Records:
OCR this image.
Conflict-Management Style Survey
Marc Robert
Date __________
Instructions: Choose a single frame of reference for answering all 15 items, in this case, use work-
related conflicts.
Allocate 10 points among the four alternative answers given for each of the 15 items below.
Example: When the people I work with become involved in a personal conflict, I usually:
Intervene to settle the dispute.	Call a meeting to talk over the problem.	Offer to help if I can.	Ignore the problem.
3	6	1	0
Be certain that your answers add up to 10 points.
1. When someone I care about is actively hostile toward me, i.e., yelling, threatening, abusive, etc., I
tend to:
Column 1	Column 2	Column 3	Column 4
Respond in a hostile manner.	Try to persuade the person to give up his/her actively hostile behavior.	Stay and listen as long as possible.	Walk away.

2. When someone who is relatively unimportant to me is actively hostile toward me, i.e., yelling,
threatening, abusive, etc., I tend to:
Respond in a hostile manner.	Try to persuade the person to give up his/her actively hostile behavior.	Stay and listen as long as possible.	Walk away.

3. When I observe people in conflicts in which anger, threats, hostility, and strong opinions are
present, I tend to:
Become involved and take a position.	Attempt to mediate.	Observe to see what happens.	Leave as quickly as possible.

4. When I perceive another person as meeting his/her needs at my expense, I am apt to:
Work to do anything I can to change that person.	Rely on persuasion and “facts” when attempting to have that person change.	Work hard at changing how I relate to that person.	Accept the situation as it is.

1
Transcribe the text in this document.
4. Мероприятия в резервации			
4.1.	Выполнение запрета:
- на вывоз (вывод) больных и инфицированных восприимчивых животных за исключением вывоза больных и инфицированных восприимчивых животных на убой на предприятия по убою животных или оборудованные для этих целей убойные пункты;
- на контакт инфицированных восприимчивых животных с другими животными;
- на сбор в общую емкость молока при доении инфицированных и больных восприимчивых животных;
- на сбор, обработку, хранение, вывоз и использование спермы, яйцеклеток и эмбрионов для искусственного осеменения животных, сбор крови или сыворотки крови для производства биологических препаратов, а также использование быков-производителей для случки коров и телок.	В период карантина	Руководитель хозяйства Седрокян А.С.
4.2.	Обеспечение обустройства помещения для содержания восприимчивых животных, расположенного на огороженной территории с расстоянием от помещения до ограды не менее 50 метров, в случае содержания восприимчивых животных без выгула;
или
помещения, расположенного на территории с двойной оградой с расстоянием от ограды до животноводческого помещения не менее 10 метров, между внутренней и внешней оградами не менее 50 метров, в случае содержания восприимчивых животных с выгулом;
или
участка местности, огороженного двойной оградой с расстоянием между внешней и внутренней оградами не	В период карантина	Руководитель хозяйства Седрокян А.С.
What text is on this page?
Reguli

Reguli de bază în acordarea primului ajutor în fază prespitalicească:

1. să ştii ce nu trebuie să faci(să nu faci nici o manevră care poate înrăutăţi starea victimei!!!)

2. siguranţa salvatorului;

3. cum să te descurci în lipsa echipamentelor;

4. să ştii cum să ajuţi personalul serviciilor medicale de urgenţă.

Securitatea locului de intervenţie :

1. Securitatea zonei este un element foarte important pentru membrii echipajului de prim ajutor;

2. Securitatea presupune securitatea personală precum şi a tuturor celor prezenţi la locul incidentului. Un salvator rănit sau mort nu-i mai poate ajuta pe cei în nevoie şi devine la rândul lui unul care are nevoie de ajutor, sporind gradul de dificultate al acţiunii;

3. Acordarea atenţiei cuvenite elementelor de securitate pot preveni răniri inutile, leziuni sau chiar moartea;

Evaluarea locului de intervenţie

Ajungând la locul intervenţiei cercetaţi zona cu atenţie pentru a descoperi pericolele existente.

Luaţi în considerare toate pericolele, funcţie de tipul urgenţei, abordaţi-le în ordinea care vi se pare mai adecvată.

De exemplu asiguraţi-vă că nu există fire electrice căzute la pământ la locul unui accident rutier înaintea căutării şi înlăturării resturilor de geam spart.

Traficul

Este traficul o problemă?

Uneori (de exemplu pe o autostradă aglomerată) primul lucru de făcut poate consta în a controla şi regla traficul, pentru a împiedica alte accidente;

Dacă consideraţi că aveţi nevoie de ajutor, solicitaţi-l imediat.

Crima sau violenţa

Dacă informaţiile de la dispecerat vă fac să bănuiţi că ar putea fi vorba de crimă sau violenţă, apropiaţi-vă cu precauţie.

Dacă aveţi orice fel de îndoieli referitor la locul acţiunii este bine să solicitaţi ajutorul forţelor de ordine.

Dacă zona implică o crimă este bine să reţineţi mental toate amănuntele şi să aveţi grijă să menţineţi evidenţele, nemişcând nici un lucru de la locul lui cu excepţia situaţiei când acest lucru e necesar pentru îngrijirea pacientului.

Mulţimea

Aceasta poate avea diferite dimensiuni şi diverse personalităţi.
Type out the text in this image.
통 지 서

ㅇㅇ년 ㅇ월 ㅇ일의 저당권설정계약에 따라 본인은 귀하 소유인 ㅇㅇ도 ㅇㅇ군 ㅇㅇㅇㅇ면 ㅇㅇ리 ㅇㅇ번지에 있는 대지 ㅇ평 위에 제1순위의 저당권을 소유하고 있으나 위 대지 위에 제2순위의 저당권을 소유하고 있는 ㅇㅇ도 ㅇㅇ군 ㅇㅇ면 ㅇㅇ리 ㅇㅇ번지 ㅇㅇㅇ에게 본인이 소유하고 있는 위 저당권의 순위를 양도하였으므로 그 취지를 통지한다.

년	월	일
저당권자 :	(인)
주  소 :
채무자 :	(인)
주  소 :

What you will do: Out of the material above, select every line that holds the string "двойной".

Written solution:
помещения, расположенного на территории с двойной оградой с расстоянием от ограды до животноводческого помещения не менее 10 метров, между внутренней и внешней оградами не менее 50 метров, в случае содержания восприимчивых животных с выгулом;
участка местности, огороженного двойной оградой с расстоянием между внешней и внутренней оградами не	В период карантина	Руководитель хозяйства Седрокян А.С.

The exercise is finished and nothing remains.